## Brief:
Scan the records for the string "JSON"; copy each line where it occurs.

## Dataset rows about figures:
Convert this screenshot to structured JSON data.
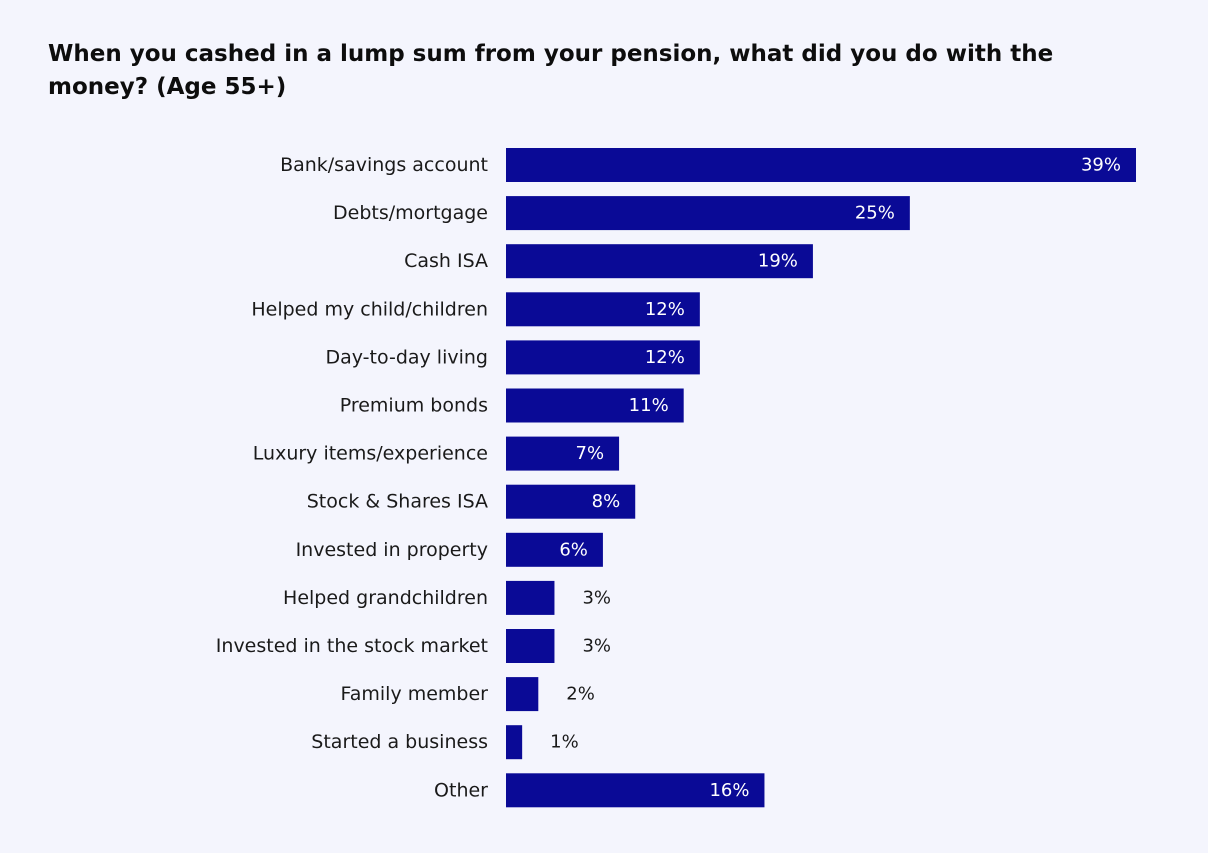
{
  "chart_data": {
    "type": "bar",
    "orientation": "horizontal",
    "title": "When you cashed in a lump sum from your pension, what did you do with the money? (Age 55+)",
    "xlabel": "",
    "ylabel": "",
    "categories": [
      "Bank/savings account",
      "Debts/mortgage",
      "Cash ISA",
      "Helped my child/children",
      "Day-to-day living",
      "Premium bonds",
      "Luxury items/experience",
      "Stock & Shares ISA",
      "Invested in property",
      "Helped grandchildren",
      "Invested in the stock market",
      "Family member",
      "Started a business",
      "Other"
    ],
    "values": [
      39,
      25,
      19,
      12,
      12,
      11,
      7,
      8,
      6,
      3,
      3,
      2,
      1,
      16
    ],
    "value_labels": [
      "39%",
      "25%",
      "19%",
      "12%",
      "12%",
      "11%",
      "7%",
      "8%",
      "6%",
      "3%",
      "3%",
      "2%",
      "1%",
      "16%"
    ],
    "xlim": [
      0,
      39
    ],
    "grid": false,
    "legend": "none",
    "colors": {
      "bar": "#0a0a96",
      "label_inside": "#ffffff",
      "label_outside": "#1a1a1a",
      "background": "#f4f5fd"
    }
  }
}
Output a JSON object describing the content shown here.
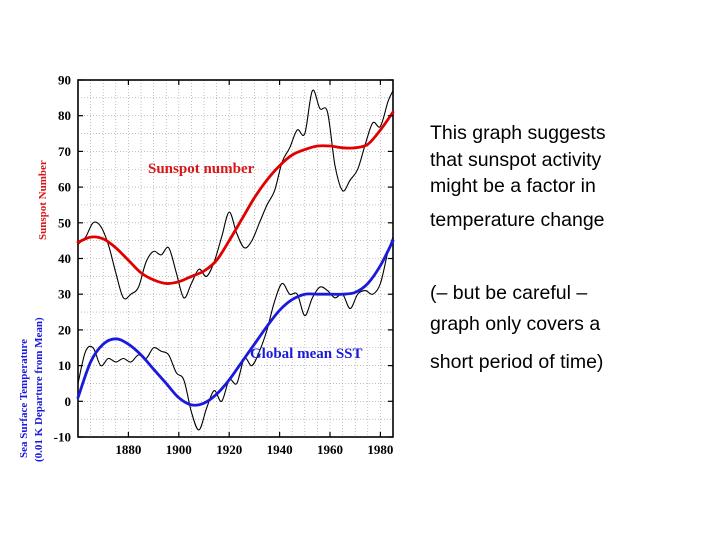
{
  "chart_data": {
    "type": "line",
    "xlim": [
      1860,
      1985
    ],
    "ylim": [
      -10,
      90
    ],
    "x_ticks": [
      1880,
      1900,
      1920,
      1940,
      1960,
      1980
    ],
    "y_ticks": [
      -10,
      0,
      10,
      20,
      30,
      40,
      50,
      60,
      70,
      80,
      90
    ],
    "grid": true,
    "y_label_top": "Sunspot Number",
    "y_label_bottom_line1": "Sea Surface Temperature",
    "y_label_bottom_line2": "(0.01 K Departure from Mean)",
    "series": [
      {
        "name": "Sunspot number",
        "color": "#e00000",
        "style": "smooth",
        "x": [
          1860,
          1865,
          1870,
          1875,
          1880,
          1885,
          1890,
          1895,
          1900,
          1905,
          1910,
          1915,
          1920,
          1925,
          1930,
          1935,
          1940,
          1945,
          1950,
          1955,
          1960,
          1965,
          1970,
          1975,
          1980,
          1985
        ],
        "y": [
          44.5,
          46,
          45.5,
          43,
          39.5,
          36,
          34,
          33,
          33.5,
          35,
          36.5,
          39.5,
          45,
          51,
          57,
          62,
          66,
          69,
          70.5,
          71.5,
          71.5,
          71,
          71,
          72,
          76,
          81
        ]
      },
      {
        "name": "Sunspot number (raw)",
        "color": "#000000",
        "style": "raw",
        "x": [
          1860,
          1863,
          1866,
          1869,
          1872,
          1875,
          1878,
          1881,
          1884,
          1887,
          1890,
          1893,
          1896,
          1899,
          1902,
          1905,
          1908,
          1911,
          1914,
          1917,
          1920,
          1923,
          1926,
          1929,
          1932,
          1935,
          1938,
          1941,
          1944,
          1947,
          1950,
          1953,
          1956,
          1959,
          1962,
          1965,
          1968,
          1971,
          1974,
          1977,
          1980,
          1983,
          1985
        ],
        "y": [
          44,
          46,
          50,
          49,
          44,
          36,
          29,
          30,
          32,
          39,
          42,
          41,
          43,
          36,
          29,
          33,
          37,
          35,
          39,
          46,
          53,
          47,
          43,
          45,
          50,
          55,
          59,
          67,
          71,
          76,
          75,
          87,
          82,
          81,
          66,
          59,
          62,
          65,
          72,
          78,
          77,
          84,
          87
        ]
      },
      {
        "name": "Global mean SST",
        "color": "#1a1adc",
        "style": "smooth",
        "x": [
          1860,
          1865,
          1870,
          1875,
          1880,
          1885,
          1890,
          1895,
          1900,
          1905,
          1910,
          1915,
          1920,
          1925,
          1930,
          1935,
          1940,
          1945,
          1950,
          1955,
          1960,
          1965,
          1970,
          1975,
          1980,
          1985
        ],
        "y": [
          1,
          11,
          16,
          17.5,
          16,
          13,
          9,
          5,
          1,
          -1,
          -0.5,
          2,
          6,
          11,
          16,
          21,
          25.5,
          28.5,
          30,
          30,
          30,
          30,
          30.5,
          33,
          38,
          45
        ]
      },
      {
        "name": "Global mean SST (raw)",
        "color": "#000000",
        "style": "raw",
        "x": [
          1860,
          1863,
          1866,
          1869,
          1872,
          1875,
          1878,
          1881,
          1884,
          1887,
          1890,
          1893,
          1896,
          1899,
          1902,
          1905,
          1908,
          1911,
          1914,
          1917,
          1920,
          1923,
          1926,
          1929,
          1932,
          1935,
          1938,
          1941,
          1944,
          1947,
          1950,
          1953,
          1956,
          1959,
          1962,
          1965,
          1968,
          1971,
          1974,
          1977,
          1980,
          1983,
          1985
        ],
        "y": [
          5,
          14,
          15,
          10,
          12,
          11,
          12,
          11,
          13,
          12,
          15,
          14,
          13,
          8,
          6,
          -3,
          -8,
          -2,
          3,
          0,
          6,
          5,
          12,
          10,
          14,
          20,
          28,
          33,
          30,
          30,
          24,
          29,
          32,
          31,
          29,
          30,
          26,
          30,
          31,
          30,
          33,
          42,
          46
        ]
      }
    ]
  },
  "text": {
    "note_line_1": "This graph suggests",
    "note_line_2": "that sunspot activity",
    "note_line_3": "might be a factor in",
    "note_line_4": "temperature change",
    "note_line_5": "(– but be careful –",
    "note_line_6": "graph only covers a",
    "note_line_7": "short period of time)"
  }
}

## Exercise solution:
Convert this screenshot to structured JSON data.
Output a JSON object describing the content shown here.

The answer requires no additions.